Extracted records
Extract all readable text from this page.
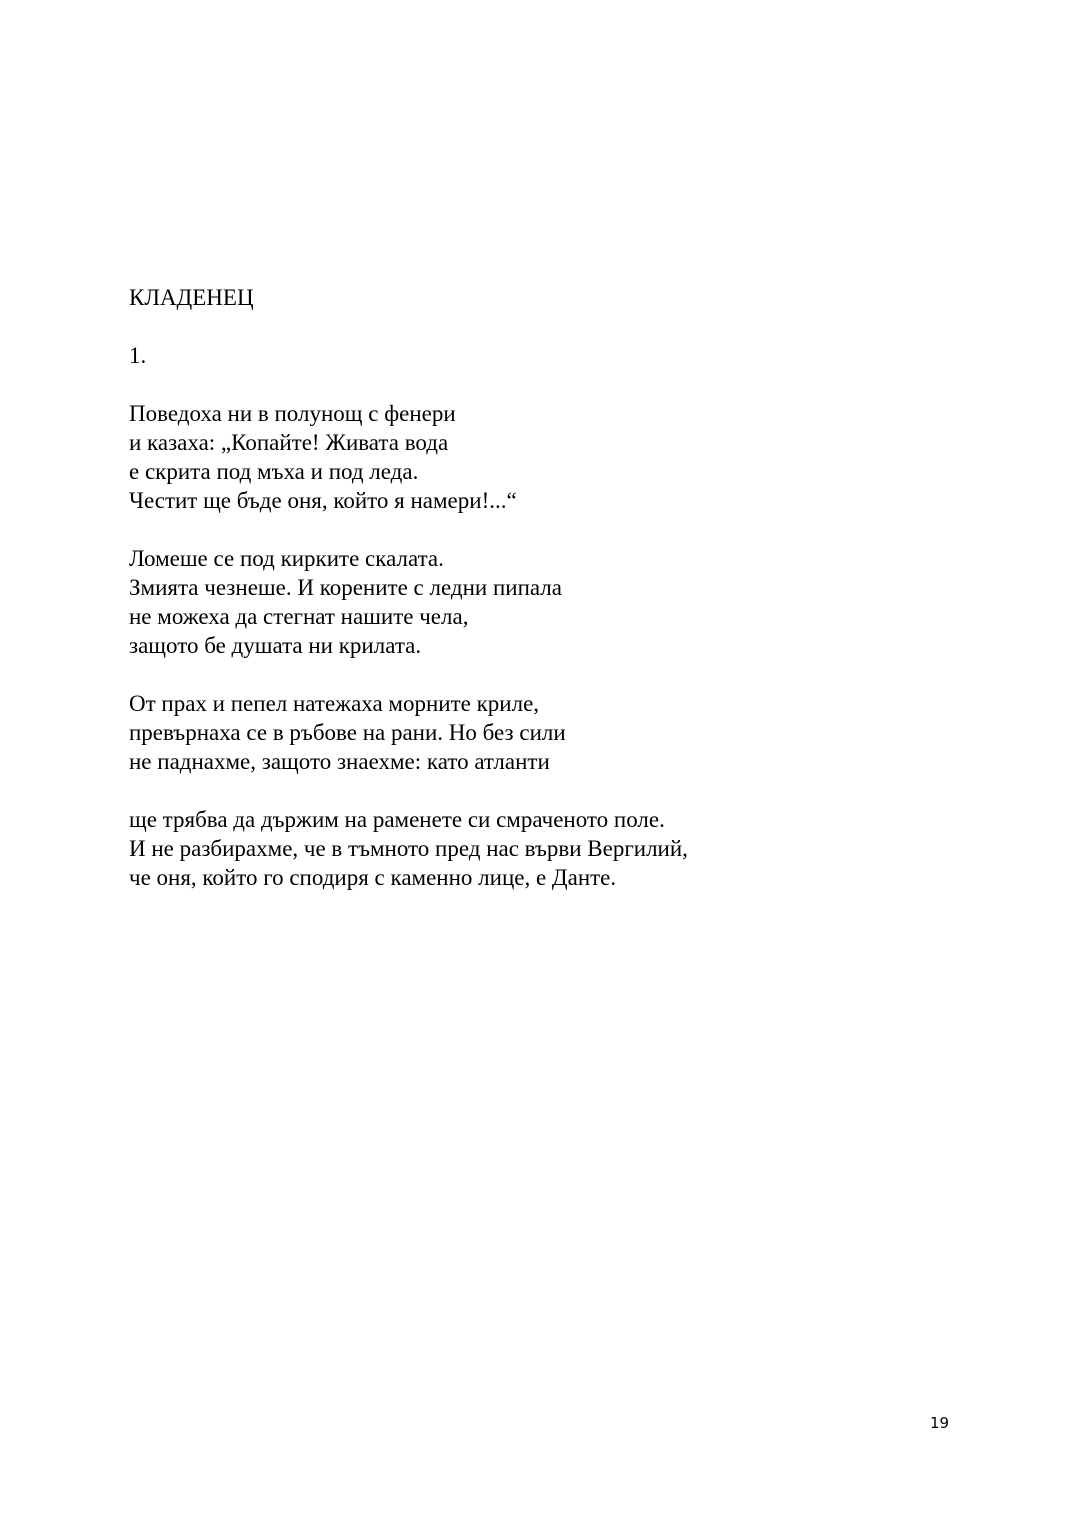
КЛАДЕНЕЦ
1.
Поведоха ни в полунощ с фенери
и казаха: „Копайте! Живата вода
е скрита под мъха и под леда.
Честит ще бъде оня, който я намери!...“
Ломеше се под кирките скалата.
Змията чезнеше. И корените с ледни пипала
не можеха да стегнат нашите чела,
защото бе душата ни крилата.
От прах и пепел натежаха морните криле,
превърнаха се в ръбове на рани. Но без сили
не паднахме, защото знаехме: като атланти
ще трябва да държим на раменете си смраченото поле.
И не разбирахме, че в тъмното пред нас върви Вергилий,
че оня, който го сподиря с каменно лице, е Данте.
19
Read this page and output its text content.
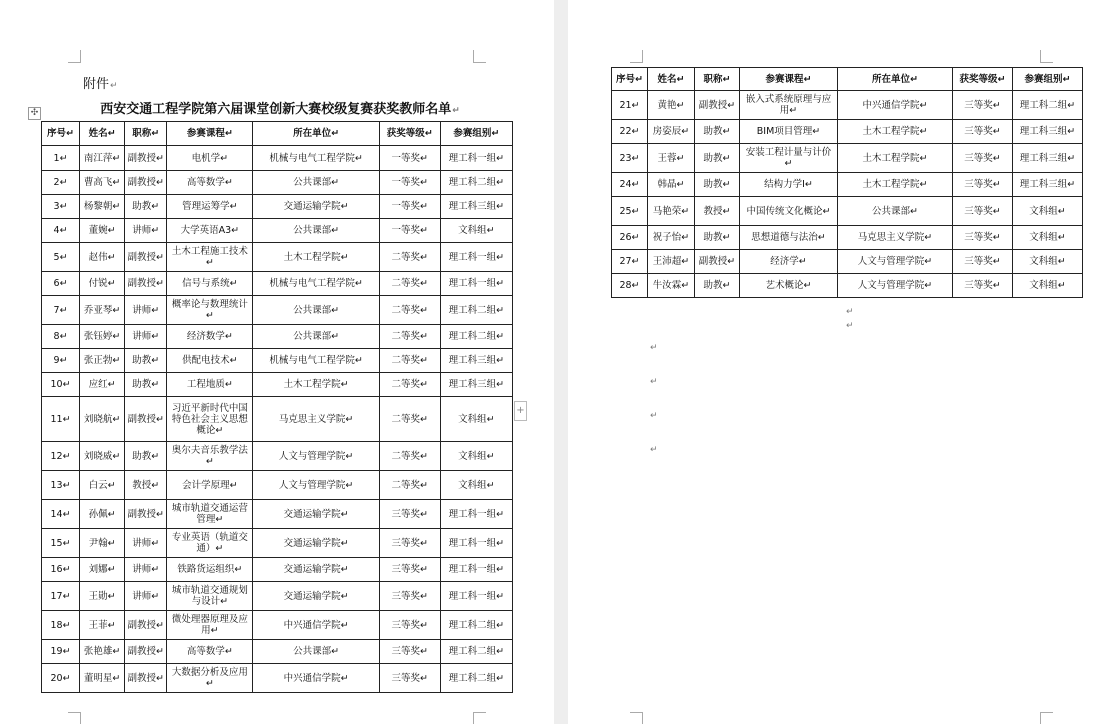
附件↵
西安交通工程学院第六届课堂创新大赛校级复赛获奖教师名单↵
✣
+
序号↵	姓名↵	职称↵	参赛课程↵	所在单位↵	获奖等级↵	参赛组别↵
1↵	南江萍↵	副教授↵	电机学↵	机械与电气工程学院↵	一等奖↵	理工科一组↵
2↵	曹高飞↵	副教授↵	高等数学↵	公共课部↵	一等奖↵	理工科二组↵
3↵	杨黎朝↵	助教↵	管理运筹学↵	交通运输学院↵	一等奖↵	理工科三组↵
4↵	董婉↵	讲师↵	大学英语A3↵	公共课部↵	一等奖↵	文科组↵
5↵	赵伟↵	副教授↵	土木工程施工技术↵	土木工程学院↵	二等奖↵	理工科一组↵
6↵	付锐↵	副教授↵	信号与系统↵	机械与电气工程学院↵	二等奖↵	理工科一组↵
7↵	乔亚琴↵	讲师↵	概率论与数理统计↵	公共课部↵	二等奖↵	理工科二组↵
8↵	张钰婷↵	讲师↵	经济数学↵	公共课部↵	二等奖↵	理工科二组↵
9↵	张正勃↵	助教↵	供配电技术↵	机械与电气工程学院↵	二等奖↵	理工科三组↵
10↵	应红↵	助教↵	工程地质↵	土木工程学院↵	二等奖↵	理工科三组↵
11↵	刘晓航↵	副教授↵	习近平新时代中国特色社会主义思想概论↵	马克思主义学院↵	二等奖↵	文科组↵
12↵	刘晓威↵	助教↵	奥尔夫音乐教学法↵	人文与管理学院↵	二等奖↵	文科组↵
13↵	白云↵	教授↵	会计学原理↵	人文与管理学院↵	二等奖↵	文科组↵
14↵	孙佩↵	副教授↵	城市轨道交通运营管理↵	交通运输学院↵	三等奖↵	理工科一组↵
15↵	尹翰↵	讲师↵	专业英语（轨道交通）↵	交通运输学院↵	三等奖↵	理工科一组↵
16↵	刘娜↵	讲师↵	铁路货运组织↵	交通运输学院↵	三等奖↵	理工科一组↵
17↵	王勋↵	讲师↵	城市轨道交通规划与设计↵	交通运输学院↵	三等奖↵	理工科一组↵
18↵	王菲↵	副教授↵	微处理器原理及应用↵	中兴通信学院↵	三等奖↵	理工科二组↵
19↵	张艳雄↵	副教授↵	高等数学↵	公共课部↵	三等奖↵	理工科二组↵
20↵	董明星↵	副教授↵	大数据分析及应用↵	中兴通信学院↵	三等奖↵	理工科二组↵
序号↵	姓名↵	职称↵	参赛课程↵	所在单位↵	获奖等级↵	参赛组别↵
21↵	黄艳↵	副教授↵	嵌入式系统原理与应用↵	中兴通信学院↵	三等奖↵	理工科二组↵
22↵	房姿辰↵	助教↵	BIM项目管理↵	土木工程学院↵	三等奖↵	理工科三组↵
23↵	王蓉↵	助教↵	安装工程计量与计价↵	土木工程学院↵	三等奖↵	理工科三组↵
24↵	韩晶↵	助教↵	结构力学Ⅰ↵	土木工程学院↵	三等奖↵	理工科三组↵
25↵	马艳荣↵	教授↵	中国传统文化概论↵	公共课部↵	三等奖↵	文科组↵
26↵	祝子怡↵	助教↵	思想道德与法治↵	马克思主义学院↵	三等奖↵	文科组↵
27↵	王沛超↵	副教授↵	经济学↵	人文与管理学院↵	三等奖↵	文科组↵
28↵	牛汝霖↵	助教↵	艺术概论↵	人文与管理学院↵	三等奖↵	文科组↵
↵
↵
↵
↵
↵
↵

■ SHORT TASK ■
What is the number of lines that contain "交通运输学院"? Reply with that number alone.

■ RESULT ■
5